(Exercise objective) Extract each line bearing the word "color".

(Record list)
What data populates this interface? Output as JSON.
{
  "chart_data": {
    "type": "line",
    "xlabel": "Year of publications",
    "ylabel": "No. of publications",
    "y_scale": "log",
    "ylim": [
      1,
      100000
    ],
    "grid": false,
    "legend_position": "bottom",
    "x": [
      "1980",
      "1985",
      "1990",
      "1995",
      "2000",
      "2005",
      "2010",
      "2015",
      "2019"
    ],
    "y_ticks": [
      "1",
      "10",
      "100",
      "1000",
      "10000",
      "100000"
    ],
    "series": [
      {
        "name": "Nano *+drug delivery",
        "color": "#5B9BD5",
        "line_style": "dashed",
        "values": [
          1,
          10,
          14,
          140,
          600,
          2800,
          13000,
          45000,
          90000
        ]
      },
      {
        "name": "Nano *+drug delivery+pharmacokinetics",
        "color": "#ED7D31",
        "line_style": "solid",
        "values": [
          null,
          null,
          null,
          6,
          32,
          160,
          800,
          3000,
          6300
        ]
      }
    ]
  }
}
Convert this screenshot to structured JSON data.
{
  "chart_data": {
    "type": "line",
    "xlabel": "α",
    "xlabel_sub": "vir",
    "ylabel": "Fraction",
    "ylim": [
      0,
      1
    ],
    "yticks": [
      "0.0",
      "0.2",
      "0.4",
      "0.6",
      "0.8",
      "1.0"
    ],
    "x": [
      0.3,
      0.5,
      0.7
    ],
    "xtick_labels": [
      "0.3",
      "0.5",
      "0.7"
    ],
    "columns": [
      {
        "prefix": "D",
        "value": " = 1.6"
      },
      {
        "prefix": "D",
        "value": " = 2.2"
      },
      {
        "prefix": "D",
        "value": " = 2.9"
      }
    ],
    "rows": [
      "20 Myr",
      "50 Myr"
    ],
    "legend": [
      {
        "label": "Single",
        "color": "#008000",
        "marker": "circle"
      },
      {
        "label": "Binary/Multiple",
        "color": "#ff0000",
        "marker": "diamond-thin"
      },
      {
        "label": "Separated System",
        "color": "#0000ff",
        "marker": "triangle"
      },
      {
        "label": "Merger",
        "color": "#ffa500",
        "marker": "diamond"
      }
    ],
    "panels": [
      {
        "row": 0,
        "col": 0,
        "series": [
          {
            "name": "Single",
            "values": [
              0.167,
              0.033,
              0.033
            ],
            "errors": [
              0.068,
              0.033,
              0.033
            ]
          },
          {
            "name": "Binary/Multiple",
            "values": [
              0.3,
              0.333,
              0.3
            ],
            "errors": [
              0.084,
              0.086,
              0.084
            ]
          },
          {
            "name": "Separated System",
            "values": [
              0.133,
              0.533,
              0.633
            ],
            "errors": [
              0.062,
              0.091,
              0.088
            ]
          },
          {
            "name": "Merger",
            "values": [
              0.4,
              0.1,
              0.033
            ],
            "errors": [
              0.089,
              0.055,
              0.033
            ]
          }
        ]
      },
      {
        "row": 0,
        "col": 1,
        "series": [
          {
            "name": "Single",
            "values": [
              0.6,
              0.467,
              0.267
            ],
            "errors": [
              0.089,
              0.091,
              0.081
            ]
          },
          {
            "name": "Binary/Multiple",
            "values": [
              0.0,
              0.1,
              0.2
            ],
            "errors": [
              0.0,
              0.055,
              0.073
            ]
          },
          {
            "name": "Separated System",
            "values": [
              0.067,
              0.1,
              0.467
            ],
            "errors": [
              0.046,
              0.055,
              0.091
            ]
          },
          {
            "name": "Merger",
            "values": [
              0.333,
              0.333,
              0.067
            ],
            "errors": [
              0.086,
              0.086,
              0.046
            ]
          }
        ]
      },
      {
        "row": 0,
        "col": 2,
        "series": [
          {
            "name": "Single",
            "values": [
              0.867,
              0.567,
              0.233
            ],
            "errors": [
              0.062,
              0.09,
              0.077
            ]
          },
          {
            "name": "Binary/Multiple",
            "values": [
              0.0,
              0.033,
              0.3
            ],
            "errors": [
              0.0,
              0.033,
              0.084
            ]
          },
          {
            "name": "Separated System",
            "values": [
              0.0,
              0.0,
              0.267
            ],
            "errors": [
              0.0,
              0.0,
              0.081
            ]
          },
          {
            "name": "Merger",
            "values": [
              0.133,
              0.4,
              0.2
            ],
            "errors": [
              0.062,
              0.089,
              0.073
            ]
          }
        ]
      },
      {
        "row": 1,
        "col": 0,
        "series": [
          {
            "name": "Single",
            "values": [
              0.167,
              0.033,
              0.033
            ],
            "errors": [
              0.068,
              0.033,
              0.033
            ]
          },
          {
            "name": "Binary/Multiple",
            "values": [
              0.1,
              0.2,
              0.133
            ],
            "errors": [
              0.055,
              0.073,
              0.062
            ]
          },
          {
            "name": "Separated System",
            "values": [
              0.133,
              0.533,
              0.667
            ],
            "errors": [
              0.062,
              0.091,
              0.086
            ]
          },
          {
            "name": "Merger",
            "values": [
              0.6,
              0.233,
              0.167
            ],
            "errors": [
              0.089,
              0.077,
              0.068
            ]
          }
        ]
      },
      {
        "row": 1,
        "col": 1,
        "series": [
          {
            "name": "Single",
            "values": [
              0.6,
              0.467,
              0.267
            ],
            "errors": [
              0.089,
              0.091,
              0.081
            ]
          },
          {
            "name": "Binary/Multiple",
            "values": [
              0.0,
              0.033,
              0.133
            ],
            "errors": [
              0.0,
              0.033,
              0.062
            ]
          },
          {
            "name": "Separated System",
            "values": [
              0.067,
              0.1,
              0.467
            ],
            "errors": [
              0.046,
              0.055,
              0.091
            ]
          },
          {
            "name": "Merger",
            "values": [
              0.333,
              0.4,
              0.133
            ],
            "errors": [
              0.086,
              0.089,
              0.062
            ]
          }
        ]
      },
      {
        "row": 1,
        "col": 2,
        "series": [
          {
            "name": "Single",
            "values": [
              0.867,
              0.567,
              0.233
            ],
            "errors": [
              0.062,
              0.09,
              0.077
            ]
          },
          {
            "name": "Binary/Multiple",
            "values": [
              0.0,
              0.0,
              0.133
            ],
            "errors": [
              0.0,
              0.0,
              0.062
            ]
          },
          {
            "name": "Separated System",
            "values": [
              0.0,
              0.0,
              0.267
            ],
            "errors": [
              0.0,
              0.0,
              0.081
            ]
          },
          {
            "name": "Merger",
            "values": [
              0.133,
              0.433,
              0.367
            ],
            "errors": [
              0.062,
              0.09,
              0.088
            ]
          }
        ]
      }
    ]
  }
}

(Solution for this problem)
        "color": "#5B9BD5",
        "color": "#ED7D31",
        "color": "#008000",
        "color": "#ff0000",
        "color": "#0000ff",
        "color": "#ffa500",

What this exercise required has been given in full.